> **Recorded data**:
+ + + + + + +

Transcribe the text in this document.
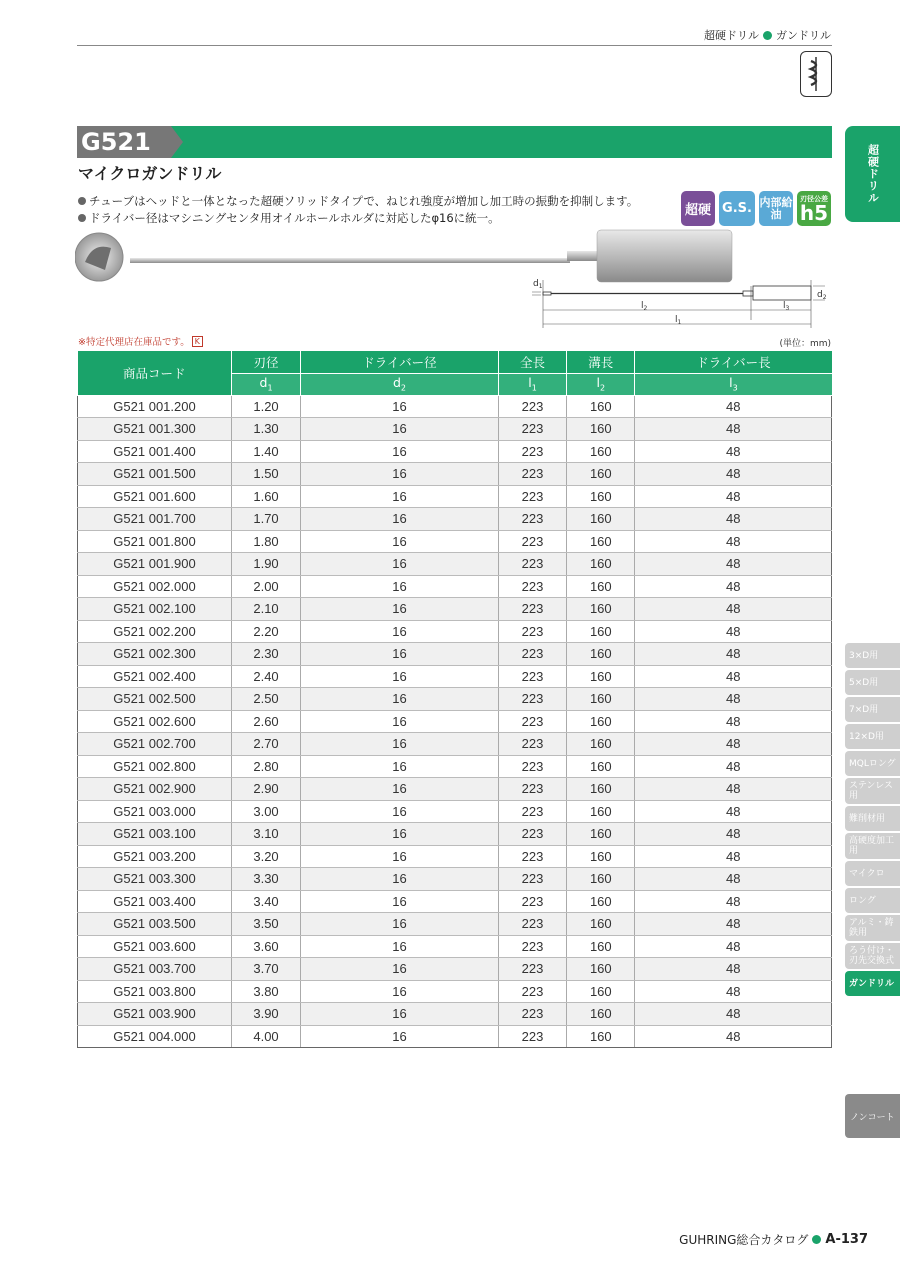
超硬ドリル ガンドリル
超硬ドリル
G521
マイクロガンドリル
チューブはヘッドと一体となった超硬ソリッドタイプで、ねじれ強度が増加し加工時の振動を抑制します。
ドライバー径はマシニングセンタ用オイルホールホルダに対応したφ16に統一。	超硬 G.S. 内部給油
刃径公差
h5
$d_1$
$d_2$
$l_2$	$l_3$
$l_1$
※特定代理店在庫品です。 K	(単位：mm)
商品コード	刃径	ドライバー径	全長	溝長	ドライバー長
	$d_1$	$d_2$	$l_1$	$l_2$	$l_3$
G521 001.200	1.20	16	223	160	48
G521 001.300	1.30	16	223	160	48
G521 001.400	1.40	16	223	160	48
G521 001.500	1.50	16	223	160	48
G521 001.600	1.60	16	223	160	48
G521 001.700	1.70	16	223	160	48
G521 001.800	1.80	16	223	160	48
G521 001.900	1.90	16	223	160	48
G521 002.000	2.00	16	223	160	48
G521 002.100	2.10	16	223	160	48
G521 002.200	2.20	16	223	160	48
G521 002.300	2.30	16	223	160	48
G521 002.400	2.40	16	223	160	48
G521 002.500	2.50	16	223	160	48
G521 002.600	2.60	16	223	160	48
G521 002.700	2.70	16	223	160	48
G521 002.800	2.80	16	223	160	48
G521 002.900	2.90	16	223	160	48
G521 003.000	3.00	16	223	160	48
G521 003.100	3.10	16	223	160	48
G521 003.200	3.20	16	223	160	48
G521 003.300	3.30	16	223	160	48
G521 003.400	3.40	16	223	160	48
G521 003.500	3.50	16	223	160	48
G521 003.600	3.60	16	223	160	48
G521 003.700	3.70	16	223	160	48
G521 003.800	3.80	16	223	160	48
G521 003.900	3.90	16	223	160	48
G521 004.000	4.00	16	223	160	48
3×D用
5×D用
7×D用
12×D用
MQLロング
ステンレス用
難削材用
高硬度加工用
マイクロ
ロング
アルミ・鋳鉄用
ろう付け・刃先交換式
ガンドリル
ノンコート
GUHRING総合カタログ A-137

+ + + + + + +

> **What to do**:
The records above are to be reproduced exactly; the pictures are to be left out.

> **The answer**:
Transcribe the text in this document.
超硬ドリル ガンドリル
超硬ドリル
G521
マイクロガンドリル
チューブはヘッドと一体となった超硬ソリッドタイプで、ねじれ強度が増加し加工時の振動を抑制します。
ドライバー径はマシニングセンタ用オイルホールホルダに対応したφ16に統一。	超硬 G.S. 内部給油
刃径公差
h5
$d_1$
$d_2$
$l_2$	$l_3$
$l_1$
※特定代理店在庫品です。 K	(単位：mm)
商品コード	刃径	ドライバー径	全長	溝長	ドライバー長
	$d_1$	$d_2$	$l_1$	$l_2$	$l_3$
G521 001.200	1.20	16	223	160	48
G521 001.300	1.30	16	223	160	48
G521 001.400	1.40	16	223	160	48
G521 001.500	1.50	16	223	160	48
G521 001.600	1.60	16	223	160	48
G521 001.700	1.70	16	223	160	48
G521 001.800	1.80	16	223	160	48
G521 001.900	1.90	16	223	160	48
G521 002.000	2.00	16	223	160	48
G521 002.100	2.10	16	223	160	48
G521 002.200	2.20	16	223	160	48
G521 002.300	2.30	16	223	160	48
G521 002.400	2.40	16	223	160	48
G521 002.500	2.50	16	223	160	48
G521 002.600	2.60	16	223	160	48
G521 002.700	2.70	16	223	160	48
G521 002.800	2.80	16	223	160	48
G521 002.900	2.90	16	223	160	48
G521 003.000	3.00	16	223	160	48
G521 003.100	3.10	16	223	160	48
G521 003.200	3.20	16	223	160	48
G521 003.300	3.30	16	223	160	48
G521 003.400	3.40	16	223	160	48
G521 003.500	3.50	16	223	160	48
G521 003.600	3.60	16	223	160	48
G521 003.700	3.70	16	223	160	48
G521 003.800	3.80	16	223	160	48
G521 003.900	3.90	16	223	160	48
G521 004.000	4.00	16	223	160	48
3×D用
5×D用
7×D用
12×D用
MQLロング
ステンレス用
難削材用
高硬度加工用
マイクロ
ロング
アルミ・鋳鉄用
ろう付け・刃先交換式
ガンドリル
ノンコート
GUHRING総合カタログ A-137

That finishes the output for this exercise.